Region and label listings

○ ○ ○ ○ ○

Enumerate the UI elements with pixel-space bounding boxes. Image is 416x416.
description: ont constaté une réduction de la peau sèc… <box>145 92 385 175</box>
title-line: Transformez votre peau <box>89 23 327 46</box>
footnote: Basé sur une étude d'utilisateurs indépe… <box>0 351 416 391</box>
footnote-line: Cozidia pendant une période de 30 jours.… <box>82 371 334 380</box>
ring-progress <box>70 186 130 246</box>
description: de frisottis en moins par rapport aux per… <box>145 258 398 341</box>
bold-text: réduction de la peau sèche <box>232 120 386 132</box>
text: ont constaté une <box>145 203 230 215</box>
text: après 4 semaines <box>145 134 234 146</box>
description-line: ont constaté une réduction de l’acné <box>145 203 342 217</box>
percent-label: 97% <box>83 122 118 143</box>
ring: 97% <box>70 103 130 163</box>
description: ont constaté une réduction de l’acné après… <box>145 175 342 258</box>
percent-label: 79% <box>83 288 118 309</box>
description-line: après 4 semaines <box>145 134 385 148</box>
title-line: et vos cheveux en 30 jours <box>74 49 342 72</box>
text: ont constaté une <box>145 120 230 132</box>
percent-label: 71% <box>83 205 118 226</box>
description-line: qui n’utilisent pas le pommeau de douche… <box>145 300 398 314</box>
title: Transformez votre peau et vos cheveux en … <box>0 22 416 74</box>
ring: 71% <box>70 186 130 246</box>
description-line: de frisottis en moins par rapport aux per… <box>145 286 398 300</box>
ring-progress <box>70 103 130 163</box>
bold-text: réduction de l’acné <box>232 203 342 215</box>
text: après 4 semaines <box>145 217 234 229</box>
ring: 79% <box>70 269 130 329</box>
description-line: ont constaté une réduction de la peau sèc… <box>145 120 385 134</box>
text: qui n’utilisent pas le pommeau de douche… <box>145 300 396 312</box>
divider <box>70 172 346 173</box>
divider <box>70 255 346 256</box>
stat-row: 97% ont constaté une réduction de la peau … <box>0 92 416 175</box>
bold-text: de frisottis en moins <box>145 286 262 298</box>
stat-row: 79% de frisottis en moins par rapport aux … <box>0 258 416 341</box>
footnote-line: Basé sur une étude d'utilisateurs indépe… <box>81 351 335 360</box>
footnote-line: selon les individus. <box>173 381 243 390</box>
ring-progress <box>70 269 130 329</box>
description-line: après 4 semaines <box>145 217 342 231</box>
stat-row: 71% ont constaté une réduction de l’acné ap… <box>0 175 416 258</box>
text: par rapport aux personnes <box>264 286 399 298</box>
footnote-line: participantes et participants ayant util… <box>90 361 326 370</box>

○ ○ ○ ○ ○

§ SET PROBLEM: Reproduce the records unchanged, starting from their first line and ending with the line that contains "description-line: ont constaté une réduction de la", including that line.

§ EXERCISE SOLUTION:
Enumerate the UI elements with pixel-space bounding boxes. Image is 416x416.
description: ont constaté une réduction de la peau sèc… <box>145 92 385 175</box>
title-line: Transformez votre peau <box>89 23 327 46</box>
footnote: Basé sur une étude d'utilisateurs indépe… <box>0 351 416 391</box>
footnote-line: Cozidia pendant une période de 30 jours.… <box>82 371 334 380</box>
ring-progress <box>70 186 130 246</box>
description: de frisottis en moins par rapport aux per… <box>145 258 398 341</box>
bold-text: réduction de la peau sèche <box>232 120 386 132</box>
text: ont constaté une <box>145 203 230 215</box>
text: après 4 semaines <box>145 134 234 146</box>
description-line: ont constaté une réduction de l’acné <box>145 203 342 217</box>
percent-label: 97% <box>83 122 118 143</box>
ring: 97% <box>70 103 130 163</box>
description: ont constaté une réduction de l’acné après… <box>145 175 342 258</box>
percent-label: 79% <box>83 288 118 309</box>
description-line: après 4 semaines <box>145 134 385 148</box>
title-line: et vos cheveux en 30 jours <box>74 49 342 72</box>
text: ont constaté une <box>145 120 230 132</box>
percent-label: 71% <box>83 205 118 226</box>
description-line: qui n’utilisent pas le pommeau de douche… <box>145 300 398 314</box>
title: Transformez votre peau et vos cheveux en … <box>0 22 416 74</box>
ring: 71% <box>70 186 130 246</box>
description-line: de frisottis en moins par rapport aux per… <box>145 286 398 300</box>
ring-progress <box>70 103 130 163</box>
bold-text: réduction de l’acné <box>232 203 342 215</box>
text: après 4 semaines <box>145 217 234 229</box>
ring: 79% <box>70 269 130 329</box>
description-line: ont constaté une réduction de la peau sèc… <box>145 120 385 134</box>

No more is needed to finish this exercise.